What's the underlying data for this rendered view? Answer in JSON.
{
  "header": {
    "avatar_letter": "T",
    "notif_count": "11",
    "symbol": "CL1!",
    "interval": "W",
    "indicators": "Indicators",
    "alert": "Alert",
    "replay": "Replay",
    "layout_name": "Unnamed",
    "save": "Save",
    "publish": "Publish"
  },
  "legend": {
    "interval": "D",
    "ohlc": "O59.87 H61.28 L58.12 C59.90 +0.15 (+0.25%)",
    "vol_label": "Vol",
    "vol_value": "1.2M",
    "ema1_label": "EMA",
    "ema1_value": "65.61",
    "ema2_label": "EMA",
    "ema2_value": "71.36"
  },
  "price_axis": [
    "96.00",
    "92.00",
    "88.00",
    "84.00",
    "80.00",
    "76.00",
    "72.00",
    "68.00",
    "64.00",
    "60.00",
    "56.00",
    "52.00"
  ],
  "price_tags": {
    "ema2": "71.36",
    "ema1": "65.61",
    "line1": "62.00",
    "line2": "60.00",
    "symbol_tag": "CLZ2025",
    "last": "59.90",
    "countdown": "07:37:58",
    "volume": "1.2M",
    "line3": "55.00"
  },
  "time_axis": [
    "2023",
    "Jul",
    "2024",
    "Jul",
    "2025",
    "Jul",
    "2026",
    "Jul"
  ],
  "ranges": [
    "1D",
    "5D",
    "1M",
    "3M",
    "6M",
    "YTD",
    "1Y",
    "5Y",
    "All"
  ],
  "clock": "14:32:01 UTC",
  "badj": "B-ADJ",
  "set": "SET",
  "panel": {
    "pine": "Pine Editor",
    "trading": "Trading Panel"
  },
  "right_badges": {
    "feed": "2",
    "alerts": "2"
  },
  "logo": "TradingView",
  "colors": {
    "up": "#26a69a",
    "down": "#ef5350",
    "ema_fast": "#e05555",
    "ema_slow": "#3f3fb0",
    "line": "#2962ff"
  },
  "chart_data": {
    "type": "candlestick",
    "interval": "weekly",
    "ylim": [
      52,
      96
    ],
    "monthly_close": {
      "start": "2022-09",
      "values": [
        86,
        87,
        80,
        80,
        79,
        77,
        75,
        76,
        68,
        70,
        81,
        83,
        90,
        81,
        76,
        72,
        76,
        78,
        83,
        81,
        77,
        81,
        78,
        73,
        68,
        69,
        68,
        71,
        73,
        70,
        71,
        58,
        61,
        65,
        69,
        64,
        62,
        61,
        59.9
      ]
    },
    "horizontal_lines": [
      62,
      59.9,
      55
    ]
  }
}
_____
- [Set exercise] Set down the material above again, word for word.

- [Solved problem]
What's the underlying data for this rendered view? Answer in JSON.
{
  "header": {
    "avatar_letter": "T",
    "notif_count": "11",
    "symbol": "CL1!",
    "interval": "W",
    "indicators": "Indicators",
    "alert": "Alert",
    "replay": "Replay",
    "layout_name": "Unnamed",
    "save": "Save",
    "publish": "Publish"
  },
  "legend": {
    "interval": "D",
    "ohlc": "O59.87 H61.28 L58.12 C59.90 +0.15 (+0.25%)",
    "vol_label": "Vol",
    "vol_value": "1.2M",
    "ema1_label": "EMA",
    "ema1_value": "65.61",
    "ema2_label": "EMA",
    "ema2_value": "71.36"
  },
  "price_axis": [
    "96.00",
    "92.00",
    "88.00",
    "84.00",
    "80.00",
    "76.00",
    "72.00",
    "68.00",
    "64.00",
    "60.00",
    "56.00",
    "52.00"
  ],
  "price_tags": {
    "ema2": "71.36",
    "ema1": "65.61",
    "line1": "62.00",
    "line2": "60.00",
    "symbol_tag": "CLZ2025",
    "last": "59.90",
    "countdown": "07:37:58",
    "volume": "1.2M",
    "line3": "55.00"
  },
  "time_axis": [
    "2023",
    "Jul",
    "2024",
    "Jul",
    "2025",
    "Jul",
    "2026",
    "Jul"
  ],
  "ranges": [
    "1D",
    "5D",
    "1M",
    "3M",
    "6M",
    "YTD",
    "1Y",
    "5Y",
    "All"
  ],
  "clock": "14:32:01 UTC",
  "badj": "B-ADJ",
  "set": "SET",
  "panel": {
    "pine": "Pine Editor",
    "trading": "Trading Panel"
  },
  "right_badges": {
    "feed": "2",
    "alerts": "2"
  },
  "logo": "TradingView",
  "colors": {
    "up": "#26a69a",
    "down": "#ef5350",
    "ema_fast": "#e05555",
    "ema_slow": "#3f3fb0",
    "line": "#2962ff"
  },
  "chart_data": {
    "type": "candlestick",
    "interval": "weekly",
    "ylim": [
      52,
      96
    ],
    "monthly_close": {
      "start": "2022-09",
      "values": [
        86,
        87,
        80,
        80,
        79,
        77,
        75,
        76,
        68,
        70,
        81,
        83,
        90,
        81,
        76,
        72,
        76,
        78,
        83,
        81,
        77,
        81,
        78,
        73,
        68,
        69,
        68,
        71,
        73,
        70,
        71,
        58,
        61,
        65,
        69,
        64,
        62,
        61,
        59.9
      ]
    },
    "horizontal_lines": [
      62,
      59.9,
      55
    ]
  }
}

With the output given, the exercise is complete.